Copy out the entries below precisely; nothing is to be omitted.

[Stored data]
######
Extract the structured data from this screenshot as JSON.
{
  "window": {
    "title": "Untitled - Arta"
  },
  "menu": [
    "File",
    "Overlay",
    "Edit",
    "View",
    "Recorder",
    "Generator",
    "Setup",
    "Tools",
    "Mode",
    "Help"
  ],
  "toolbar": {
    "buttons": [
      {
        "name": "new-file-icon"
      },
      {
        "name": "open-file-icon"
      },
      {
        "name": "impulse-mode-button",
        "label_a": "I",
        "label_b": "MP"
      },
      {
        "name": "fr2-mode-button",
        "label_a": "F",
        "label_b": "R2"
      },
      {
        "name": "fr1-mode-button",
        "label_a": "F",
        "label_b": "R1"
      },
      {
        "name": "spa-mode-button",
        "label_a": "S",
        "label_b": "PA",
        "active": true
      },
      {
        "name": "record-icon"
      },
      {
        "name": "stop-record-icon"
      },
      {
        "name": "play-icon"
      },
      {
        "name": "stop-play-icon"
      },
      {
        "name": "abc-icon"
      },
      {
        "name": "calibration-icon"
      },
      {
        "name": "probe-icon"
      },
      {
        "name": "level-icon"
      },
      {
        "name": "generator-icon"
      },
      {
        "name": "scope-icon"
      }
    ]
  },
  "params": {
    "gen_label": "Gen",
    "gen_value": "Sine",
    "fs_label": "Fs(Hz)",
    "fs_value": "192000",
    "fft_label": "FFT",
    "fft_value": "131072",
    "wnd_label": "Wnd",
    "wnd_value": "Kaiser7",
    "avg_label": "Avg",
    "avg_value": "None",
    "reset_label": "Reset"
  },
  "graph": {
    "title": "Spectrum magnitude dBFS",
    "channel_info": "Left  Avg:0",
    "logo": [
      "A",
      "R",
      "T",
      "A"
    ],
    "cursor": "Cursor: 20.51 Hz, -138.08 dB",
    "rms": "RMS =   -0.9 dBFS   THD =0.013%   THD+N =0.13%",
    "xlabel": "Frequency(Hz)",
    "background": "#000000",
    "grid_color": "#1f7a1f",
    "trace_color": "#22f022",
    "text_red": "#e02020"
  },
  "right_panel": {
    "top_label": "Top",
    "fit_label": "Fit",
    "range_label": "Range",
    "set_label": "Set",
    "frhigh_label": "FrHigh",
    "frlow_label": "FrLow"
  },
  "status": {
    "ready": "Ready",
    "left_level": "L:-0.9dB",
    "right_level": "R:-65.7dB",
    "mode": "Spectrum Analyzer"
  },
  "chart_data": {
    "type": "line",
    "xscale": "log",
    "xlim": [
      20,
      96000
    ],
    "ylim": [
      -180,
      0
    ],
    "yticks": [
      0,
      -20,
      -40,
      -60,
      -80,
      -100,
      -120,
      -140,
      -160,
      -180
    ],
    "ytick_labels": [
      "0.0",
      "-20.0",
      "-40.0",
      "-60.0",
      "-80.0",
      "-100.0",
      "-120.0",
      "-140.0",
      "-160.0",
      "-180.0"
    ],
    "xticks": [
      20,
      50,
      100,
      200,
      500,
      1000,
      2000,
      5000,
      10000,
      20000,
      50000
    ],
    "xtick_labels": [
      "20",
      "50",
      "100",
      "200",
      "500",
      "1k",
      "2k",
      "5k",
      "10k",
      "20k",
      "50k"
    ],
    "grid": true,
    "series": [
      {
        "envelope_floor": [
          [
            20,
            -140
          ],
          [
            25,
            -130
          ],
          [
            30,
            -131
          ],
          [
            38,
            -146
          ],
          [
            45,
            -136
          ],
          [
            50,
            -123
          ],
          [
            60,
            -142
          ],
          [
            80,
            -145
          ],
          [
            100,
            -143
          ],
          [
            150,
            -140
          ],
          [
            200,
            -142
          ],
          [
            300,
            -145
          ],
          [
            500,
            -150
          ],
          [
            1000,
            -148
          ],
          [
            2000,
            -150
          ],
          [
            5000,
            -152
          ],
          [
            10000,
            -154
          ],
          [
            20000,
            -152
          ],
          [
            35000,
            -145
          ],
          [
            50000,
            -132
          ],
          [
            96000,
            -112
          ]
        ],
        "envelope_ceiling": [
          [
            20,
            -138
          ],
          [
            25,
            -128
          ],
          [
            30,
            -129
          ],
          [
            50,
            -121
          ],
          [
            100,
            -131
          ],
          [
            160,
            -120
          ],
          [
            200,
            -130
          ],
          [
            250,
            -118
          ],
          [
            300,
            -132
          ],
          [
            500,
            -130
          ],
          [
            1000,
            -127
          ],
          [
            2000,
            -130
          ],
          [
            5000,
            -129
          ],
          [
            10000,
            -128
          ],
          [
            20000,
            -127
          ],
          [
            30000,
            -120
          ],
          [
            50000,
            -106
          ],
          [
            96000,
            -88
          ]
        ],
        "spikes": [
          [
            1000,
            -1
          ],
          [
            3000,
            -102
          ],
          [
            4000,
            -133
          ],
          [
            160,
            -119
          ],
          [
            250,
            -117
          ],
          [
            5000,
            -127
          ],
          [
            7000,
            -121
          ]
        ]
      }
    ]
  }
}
######
*Solution to the exercise*.
Extract the structured data from this screenshot as JSON.
{
  "window": {
    "title": "Untitled - Arta"
  },
  "menu": [
    "File",
    "Overlay",
    "Edit",
    "View",
    "Recorder",
    "Generator",
    "Setup",
    "Tools",
    "Mode",
    "Help"
  ],
  "toolbar": {
    "buttons": [
      {
        "name": "new-file-icon"
      },
      {
        "name": "open-file-icon"
      },
      {
        "name": "impulse-mode-button",
        "label_a": "I",
        "label_b": "MP"
      },
      {
        "name": "fr2-mode-button",
        "label_a": "F",
        "label_b": "R2"
      },
      {
        "name": "fr1-mode-button",
        "label_a": "F",
        "label_b": "R1"
      },
      {
        "name": "spa-mode-button",
        "label_a": "S",
        "label_b": "PA",
        "active": true
      },
      {
        "name": "record-icon"
      },
      {
        "name": "stop-record-icon"
      },
      {
        "name": "play-icon"
      },
      {
        "name": "stop-play-icon"
      },
      {
        "name": "abc-icon"
      },
      {
        "name": "calibration-icon"
      },
      {
        "name": "probe-icon"
      },
      {
        "name": "level-icon"
      },
      {
        "name": "generator-icon"
      },
      {
        "name": "scope-icon"
      }
    ]
  },
  "params": {
    "gen_label": "Gen",
    "gen_value": "Sine",
    "fs_label": "Fs(Hz)",
    "fs_value": "192000",
    "fft_label": "FFT",
    "fft_value": "131072",
    "wnd_label": "Wnd",
    "wnd_value": "Kaiser7",
    "avg_label": "Avg",
    "avg_value": "None",
    "reset_label": "Reset"
  },
  "graph": {
    "title": "Spectrum magnitude dBFS",
    "channel_info": "Left  Avg:0",
    "logo": [
      "A",
      "R",
      "T",
      "A"
    ],
    "cursor": "Cursor: 20.51 Hz, -138.08 dB",
    "rms": "RMS =   -0.9 dBFS   THD =0.013%   THD+N =0.13%",
    "xlabel": "Frequency(Hz)",
    "background": "#000000",
    "grid_color": "#1f7a1f",
    "trace_color": "#22f022",
    "text_red": "#e02020"
  },
  "right_panel": {
    "top_label": "Top",
    "fit_label": "Fit",
    "range_label": "Range",
    "set_label": "Set",
    "frhigh_label": "FrHigh",
    "frlow_label": "FrLow"
  },
  "status": {
    "ready": "Ready",
    "left_level": "L:-0.9dB",
    "right_level": "R:-65.7dB",
    "mode": "Spectrum Analyzer"
  },
  "chart_data": {
    "type": "line",
    "xscale": "log",
    "xlim": [
      20,
      96000
    ],
    "ylim": [
      -180,
      0
    ],
    "yticks": [
      0,
      -20,
      -40,
      -60,
      -80,
      -100,
      -120,
      -140,
      -160,
      -180
    ],
    "ytick_labels": [
      "0.0",
      "-20.0",
      "-40.0",
      "-60.0",
      "-80.0",
      "-100.0",
      "-120.0",
      "-140.0",
      "-160.0",
      "-180.0"
    ],
    "xticks": [
      20,
      50,
      100,
      200,
      500,
      1000,
      2000,
      5000,
      10000,
      20000,
      50000
    ],
    "xtick_labels": [
      "20",
      "50",
      "100",
      "200",
      "500",
      "1k",
      "2k",
      "5k",
      "10k",
      "20k",
      "50k"
    ],
    "grid": true,
    "series": [
      {
        "envelope_floor": [
          [
            20,
            -140
          ],
          [
            25,
            -130
          ],
          [
            30,
            -131
          ],
          [
            38,
            -146
          ],
          [
            45,
            -136
          ],
          [
            50,
            -123
          ],
          [
            60,
            -142
          ],
          [
            80,
            -145
          ],
          [
            100,
            -143
          ],
          [
            150,
            -140
          ],
          [
            200,
            -142
          ],
          [
            300,
            -145
          ],
          [
            500,
            -150
          ],
          [
            1000,
            -148
          ],
          [
            2000,
            -150
          ],
          [
            5000,
            -152
          ],
          [
            10000,
            -154
          ],
          [
            20000,
            -152
          ],
          [
            35000,
            -145
          ],
          [
            50000,
            -132
          ],
          [
            96000,
            -112
          ]
        ],
        "envelope_ceiling": [
          [
            20,
            -138
          ],
          [
            25,
            -128
          ],
          [
            30,
            -129
          ],
          [
            50,
            -121
          ],
          [
            100,
            -131
          ],
          [
            160,
            -120
          ],
          [
            200,
            -130
          ],
          [
            250,
            -118
          ],
          [
            300,
            -132
          ],
          [
            500,
            -130
          ],
          [
            1000,
            -127
          ],
          [
            2000,
            -130
          ],
          [
            5000,
            -129
          ],
          [
            10000,
            -128
          ],
          [
            20000,
            -127
          ],
          [
            30000,
            -120
          ],
          [
            50000,
            -106
          ],
          [
            96000,
            -88
          ]
        ],
        "spikes": [
          [
            1000,
            -1
          ],
          [
            3000,
            -102
          ],
          [
            4000,
            -133
          ],
          [
            160,
            -119
          ],
          [
            250,
            -117
          ],
          [
            5000,
            -127
          ],
          [
            7000,
            -121
          ]
        ]
      }
    ]
  }
}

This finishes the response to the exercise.